— EXERCISE AIM —
Without the pictures, set down every line of the data exactly.

(A block of data)
====
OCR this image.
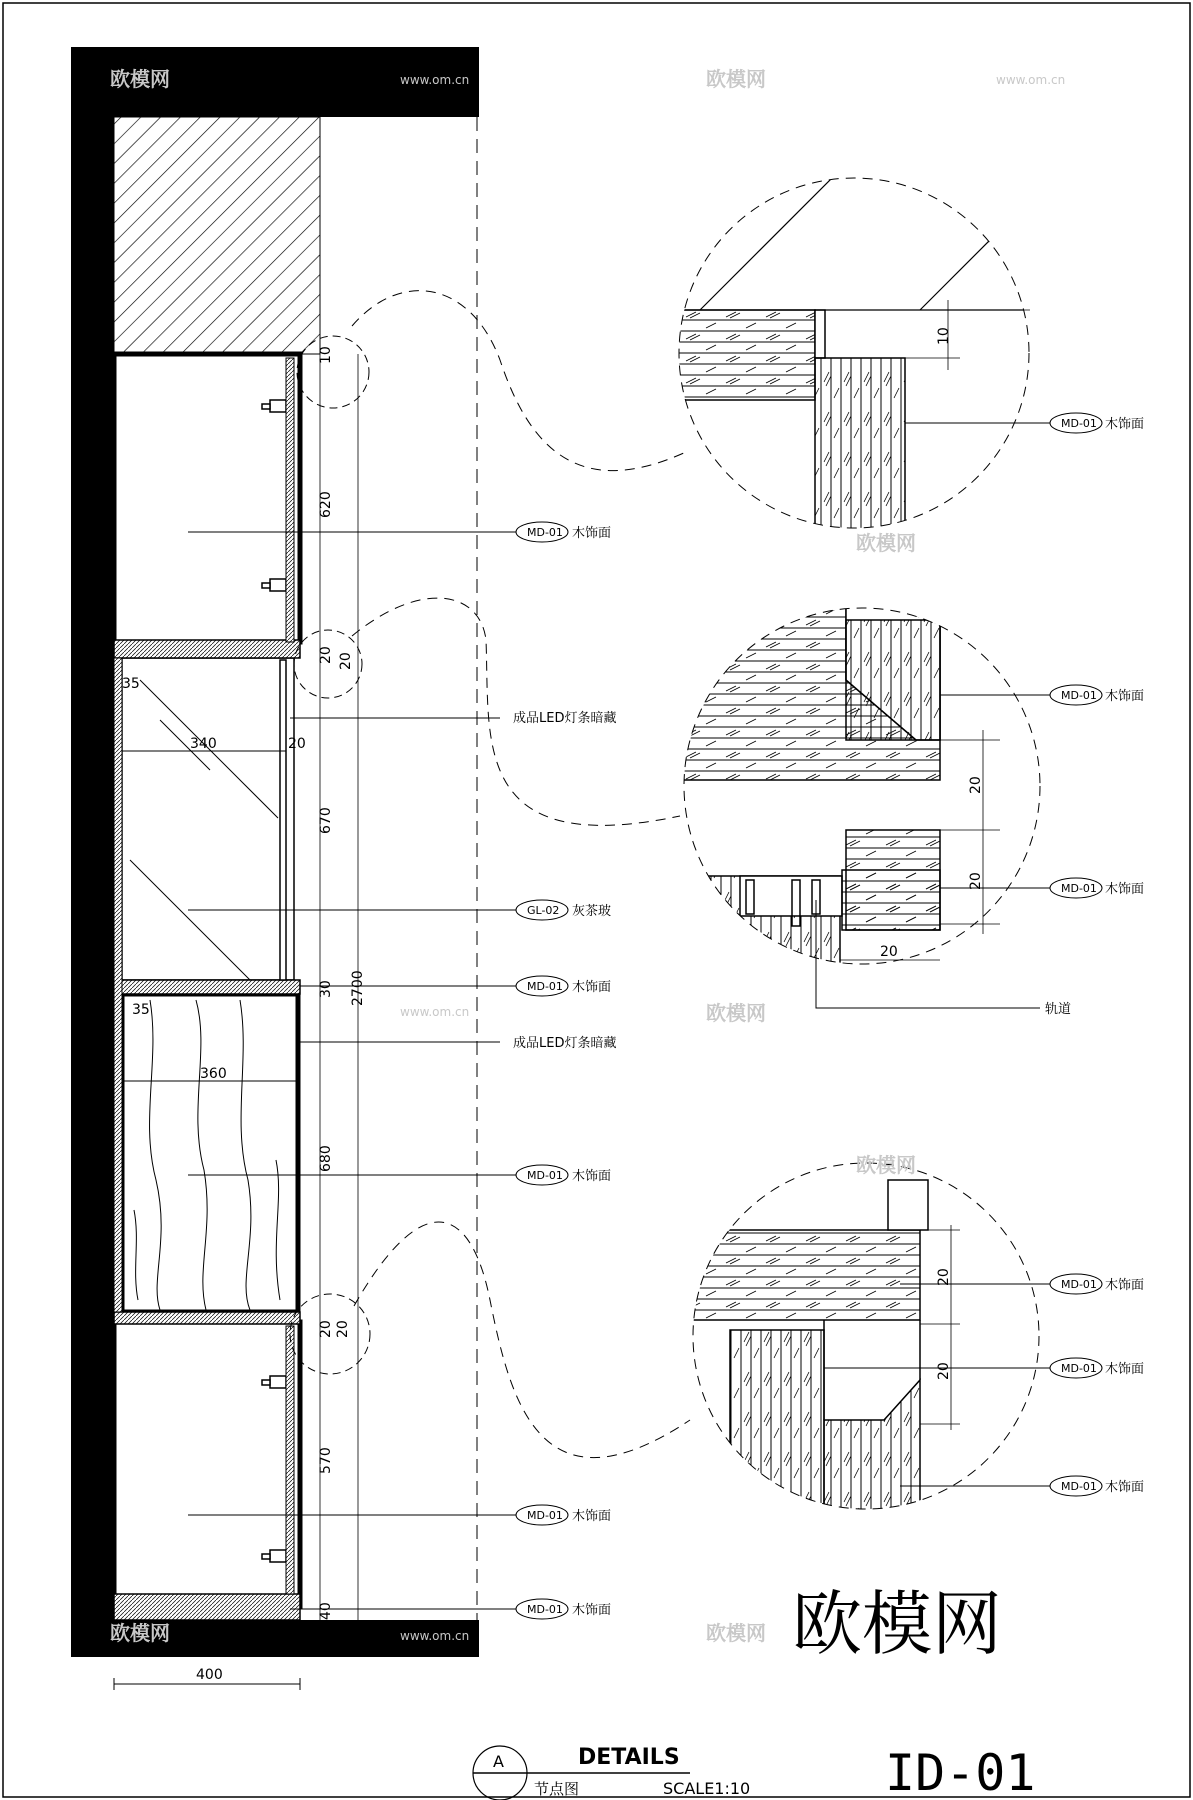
400
2700
10
620
20 20
670
30
680
20 20
570
40
35
340	20
35
360
MD-01 木饰面
成品LED灯条暗藏
GL-02 灰茶玻
MD-01 木饰面
成品LED灯条暗藏
MD-01 木饰面
MD-01 木饰面
MD-01 木饰面
10
MD-01 木饰面
20
20
20
MD-01 木饰面
MD-01 木饰面
轨道
20
20
MD-01 木饰面
MD-01 木饰面
MD-01 木饰面
欧模网	www.om.cn	欧模网	www.om.cn
欧模网	www.om.cn	欧模网
欧模网
www.om.cn
欧模网
欧模网
欧模网
A	DETAILS
节点图	SCALE1:10	ID-01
====
— RESULT OF THIS EXERCISE —
OCR this image.
400
2700
10
620
20 20
670
30
680
20 20
570
40
35
340	20
35
360
MD-01 木饰面
成品LED灯条暗藏
GL-02 灰茶玻
MD-01 木饰面
成品LED灯条暗藏
MD-01 木饰面
MD-01 木饰面
MD-01 木饰面
10
MD-01 木饰面
20
20
20
MD-01 木饰面
MD-01 木饰面
轨道
20
20
MD-01 木饰面
MD-01 木饰面
MD-01 木饰面
欧模网	www.om.cn	欧模网	www.om.cn
欧模网	www.om.cn	欧模网
欧模网
www.om.cn
欧模网
欧模网
欧模网
A	DETAILS
节点图	SCALE1:10	ID-01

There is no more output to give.